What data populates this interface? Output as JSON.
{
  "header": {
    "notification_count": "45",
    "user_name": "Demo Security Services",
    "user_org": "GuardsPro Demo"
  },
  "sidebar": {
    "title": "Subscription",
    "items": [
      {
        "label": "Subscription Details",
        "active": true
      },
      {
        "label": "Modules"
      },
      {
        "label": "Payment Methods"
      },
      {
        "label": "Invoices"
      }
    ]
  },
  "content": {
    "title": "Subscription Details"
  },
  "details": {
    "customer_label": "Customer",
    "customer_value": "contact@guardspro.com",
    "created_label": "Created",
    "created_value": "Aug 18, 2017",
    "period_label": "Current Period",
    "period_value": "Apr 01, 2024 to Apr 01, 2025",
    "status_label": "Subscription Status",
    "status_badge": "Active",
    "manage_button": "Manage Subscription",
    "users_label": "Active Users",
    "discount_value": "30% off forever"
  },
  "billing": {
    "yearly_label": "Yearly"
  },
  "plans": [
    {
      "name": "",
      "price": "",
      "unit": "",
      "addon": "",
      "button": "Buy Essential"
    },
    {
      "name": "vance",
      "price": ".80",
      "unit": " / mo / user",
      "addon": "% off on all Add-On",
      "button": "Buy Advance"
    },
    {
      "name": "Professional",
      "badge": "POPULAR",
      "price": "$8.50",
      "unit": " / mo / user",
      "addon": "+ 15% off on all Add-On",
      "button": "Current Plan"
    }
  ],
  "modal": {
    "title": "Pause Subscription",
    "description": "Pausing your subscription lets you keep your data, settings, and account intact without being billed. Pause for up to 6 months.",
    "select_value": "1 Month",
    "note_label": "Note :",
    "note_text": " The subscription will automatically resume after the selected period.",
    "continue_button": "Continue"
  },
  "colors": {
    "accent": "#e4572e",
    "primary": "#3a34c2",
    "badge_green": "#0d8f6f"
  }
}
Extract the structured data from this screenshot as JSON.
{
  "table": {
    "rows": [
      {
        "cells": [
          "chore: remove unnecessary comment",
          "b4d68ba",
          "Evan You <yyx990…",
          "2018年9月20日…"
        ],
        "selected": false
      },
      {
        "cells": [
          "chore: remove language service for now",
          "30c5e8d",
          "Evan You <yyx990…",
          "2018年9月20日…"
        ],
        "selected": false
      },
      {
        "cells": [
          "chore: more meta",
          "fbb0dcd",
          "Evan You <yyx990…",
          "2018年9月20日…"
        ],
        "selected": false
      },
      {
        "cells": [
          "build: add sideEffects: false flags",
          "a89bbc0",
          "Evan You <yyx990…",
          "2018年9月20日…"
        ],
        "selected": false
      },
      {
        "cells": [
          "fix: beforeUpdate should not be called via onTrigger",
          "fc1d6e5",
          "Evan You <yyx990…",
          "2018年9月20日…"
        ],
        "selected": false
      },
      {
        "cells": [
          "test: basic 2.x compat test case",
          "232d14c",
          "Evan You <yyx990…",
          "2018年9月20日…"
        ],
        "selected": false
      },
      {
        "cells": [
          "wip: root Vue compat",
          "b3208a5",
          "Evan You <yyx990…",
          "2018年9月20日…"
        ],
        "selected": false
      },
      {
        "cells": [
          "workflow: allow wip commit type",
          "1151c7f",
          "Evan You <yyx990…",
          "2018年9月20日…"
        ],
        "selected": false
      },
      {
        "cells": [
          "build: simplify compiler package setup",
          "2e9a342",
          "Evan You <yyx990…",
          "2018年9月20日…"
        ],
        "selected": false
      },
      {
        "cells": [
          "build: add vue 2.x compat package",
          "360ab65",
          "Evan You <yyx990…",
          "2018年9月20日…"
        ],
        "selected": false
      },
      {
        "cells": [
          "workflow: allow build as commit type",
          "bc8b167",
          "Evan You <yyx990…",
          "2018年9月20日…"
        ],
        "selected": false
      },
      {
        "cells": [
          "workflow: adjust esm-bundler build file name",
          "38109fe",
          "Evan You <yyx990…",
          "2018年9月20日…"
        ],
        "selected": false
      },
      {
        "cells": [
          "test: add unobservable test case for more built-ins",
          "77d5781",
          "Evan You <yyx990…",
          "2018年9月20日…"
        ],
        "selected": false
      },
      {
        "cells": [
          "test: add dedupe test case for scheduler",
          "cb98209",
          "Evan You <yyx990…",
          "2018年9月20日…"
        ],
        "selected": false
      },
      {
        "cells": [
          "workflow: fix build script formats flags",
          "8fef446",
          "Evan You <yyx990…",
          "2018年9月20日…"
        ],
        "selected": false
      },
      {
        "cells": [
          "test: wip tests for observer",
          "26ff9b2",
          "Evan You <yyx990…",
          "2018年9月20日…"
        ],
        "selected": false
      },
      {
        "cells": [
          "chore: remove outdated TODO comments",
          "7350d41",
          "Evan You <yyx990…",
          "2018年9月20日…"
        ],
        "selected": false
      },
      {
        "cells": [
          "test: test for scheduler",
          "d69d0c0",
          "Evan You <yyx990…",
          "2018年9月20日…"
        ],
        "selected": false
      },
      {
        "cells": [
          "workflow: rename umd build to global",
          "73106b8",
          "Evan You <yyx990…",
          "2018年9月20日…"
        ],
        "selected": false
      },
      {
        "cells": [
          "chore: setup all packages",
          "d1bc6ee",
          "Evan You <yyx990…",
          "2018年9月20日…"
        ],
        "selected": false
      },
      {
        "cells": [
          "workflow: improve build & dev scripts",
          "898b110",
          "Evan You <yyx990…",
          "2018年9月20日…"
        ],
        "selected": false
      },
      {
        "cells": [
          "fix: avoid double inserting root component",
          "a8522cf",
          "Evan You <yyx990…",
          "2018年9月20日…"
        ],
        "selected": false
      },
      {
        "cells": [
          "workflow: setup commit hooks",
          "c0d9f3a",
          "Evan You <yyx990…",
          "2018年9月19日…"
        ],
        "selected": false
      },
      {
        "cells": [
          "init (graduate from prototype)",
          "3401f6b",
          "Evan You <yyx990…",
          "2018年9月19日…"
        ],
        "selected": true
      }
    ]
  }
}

_Instruction_
Output the records verbatim, from the first line to the last.

_Result of this exercise_
What data populates this interface? Output as JSON.
{
  "header": {
    "notification_count": "45",
    "user_name": "Demo Security Services",
    "user_org": "GuardsPro Demo"
  },
  "sidebar": {
    "title": "Subscription",
    "items": [
      {
        "label": "Subscription Details",
        "active": true
      },
      {
        "label": "Modules"
      },
      {
        "label": "Payment Methods"
      },
      {
        "label": "Invoices"
      }
    ]
  },
  "content": {
    "title": "Subscription Details"
  },
  "details": {
    "customer_label": "Customer",
    "customer_value": "contact@guardspro.com",
    "created_label": "Created",
    "created_value": "Aug 18, 2017",
    "period_label": "Current Period",
    "period_value": "Apr 01, 2024 to Apr 01, 2025",
    "status_label": "Subscription Status",
    "status_badge": "Active",
    "manage_button": "Manage Subscription",
    "users_label": "Active Users",
    "discount_value": "30% off forever"
  },
  "billing": {
    "yearly_label": "Yearly"
  },
  "plans": [
    {
      "name": "",
      "price": "",
      "unit": "",
      "addon": "",
      "button": "Buy Essential"
    },
    {
      "name": "vance",
      "price": ".80",
      "unit": " / mo / user",
      "addon": "% off on all Add-On",
      "button": "Buy Advance"
    },
    {
      "name": "Professional",
      "badge": "POPULAR",
      "price": "$8.50",
      "unit": " / mo / user",
      "addon": "+ 15% off on all Add-On",
      "button": "Current Plan"
    }
  ],
  "modal": {
    "title": "Pause Subscription",
    "description": "Pausing your subscription lets you keep your data, settings, and account intact without being billed. Pause for up to 6 months.",
    "select_value": "1 Month",
    "note_label": "Note :",
    "note_text": " The subscription will automatically resume after the selected period.",
    "continue_button": "Continue"
  },
  "colors": {
    "accent": "#e4572e",
    "primary": "#3a34c2",
    "badge_green": "#0d8f6f"
  }
}
Extract the structured data from this screenshot as JSON.
{
  "table": {
    "rows": [
      {
        "cells": [
          "chore: remove unnecessary comment",
          "b4d68ba",
          "Evan You <yyx990…",
          "2018年9月20日…"
        ],
        "selected": false
      },
      {
        "cells": [
          "chore: remove language service for now",
          "30c5e8d",
          "Evan You <yyx990…",
          "2018年9月20日…"
        ],
        "selected": false
      },
      {
        "cells": [
          "chore: more meta",
          "fbb0dcd",
          "Evan You <yyx990…",
          "2018年9月20日…"
        ],
        "selected": false
      },
      {
        "cells": [
          "build: add sideEffects: false flags",
          "a89bbc0",
          "Evan You <yyx990…",
          "2018年9月20日…"
        ],
        "selected": false
      },
      {
        "cells": [
          "fix: beforeUpdate should not be called via onTrigger",
          "fc1d6e5",
          "Evan You <yyx990…",
          "2018年9月20日…"
        ],
        "selected": false
      },
      {
        "cells": [
          "test: basic 2.x compat test case",
          "232d14c",
          "Evan You <yyx990…",
          "2018年9月20日…"
        ],
        "selected": false
      },
      {
        "cells": [
          "wip: root Vue compat",
          "b3208a5",
          "Evan You <yyx990…",
          "2018年9月20日…"
        ],
        "selected": false
      },
      {
        "cells": [
          "workflow: allow wip commit type",
          "1151c7f",
          "Evan You <yyx990…",
          "2018年9月20日…"
        ],
        "selected": false
      },
      {
        "cells": [
          "build: simplify compiler package setup",
          "2e9a342",
          "Evan You <yyx990…",
          "2018年9月20日…"
        ],
        "selected": false
      },
      {
        "cells": [
          "build: add vue 2.x compat package",
          "360ab65",
          "Evan You <yyx990…",
          "2018年9月20日…"
        ],
        "selected": false
      },
      {
        "cells": [
          "workflow: allow build as commit type",
          "bc8b167",
          "Evan You <yyx990…",
          "2018年9月20日…"
        ],
        "selected": false
      },
      {
        "cells": [
          "workflow: adjust esm-bundler build file name",
          "38109fe",
          "Evan You <yyx990…",
          "2018年9月20日…"
        ],
        "selected": false
      },
      {
        "cells": [
          "test: add unobservable test case for more built-ins",
          "77d5781",
          "Evan You <yyx990…",
          "2018年9月20日…"
        ],
        "selected": false
      },
      {
        "cells": [
          "test: add dedupe test case for scheduler",
          "cb98209",
          "Evan You <yyx990…",
          "2018年9月20日…"
        ],
        "selected": false
      },
      {
        "cells": [
          "workflow: fix build script formats flags",
          "8fef446",
          "Evan You <yyx990…",
          "2018年9月20日…"
        ],
        "selected": false
      },
      {
        "cells": [
          "test: wip tests for observer",
          "26ff9b2",
          "Evan You <yyx990…",
          "2018年9月20日…"
        ],
        "selected": false
      },
      {
        "cells": [
          "chore: remove outdated TODO comments",
          "7350d41",
          "Evan You <yyx990…",
          "2018年9月20日…"
        ],
        "selected": false
      },
      {
        "cells": [
          "test: test for scheduler",
          "d69d0c0",
          "Evan You <yyx990…",
          "2018年9月20日…"
        ],
        "selected": false
      },
      {
        "cells": [
          "workflow: rename umd build to global",
          "73106b8",
          "Evan You <yyx990…",
          "2018年9月20日…"
        ],
        "selected": false
      },
      {
        "cells": [
          "chore: setup all packages",
          "d1bc6ee",
          "Evan You <yyx990…",
          "2018年9月20日…"
        ],
        "selected": false
      },
      {
        "cells": [
          "workflow: improve build & dev scripts",
          "898b110",
          "Evan You <yyx990…",
          "2018年9月20日…"
        ],
        "selected": false
      },
      {
        "cells": [
          "fix: avoid double inserting root component",
          "a8522cf",
          "Evan You <yyx990…",
          "2018年9月20日…"
        ],
        "selected": false
      },
      {
        "cells": [
          "workflow: setup commit hooks",
          "c0d9f3a",
          "Evan You <yyx990…",
          "2018年9月19日…"
        ],
        "selected": false
      },
      {
        "cells": [
          "init (graduate from prototype)",
          "3401f6b",
          "Evan You <yyx990…",
          "2018年9月19日…"
        ],
        "selected": true
      }
    ]
  }
}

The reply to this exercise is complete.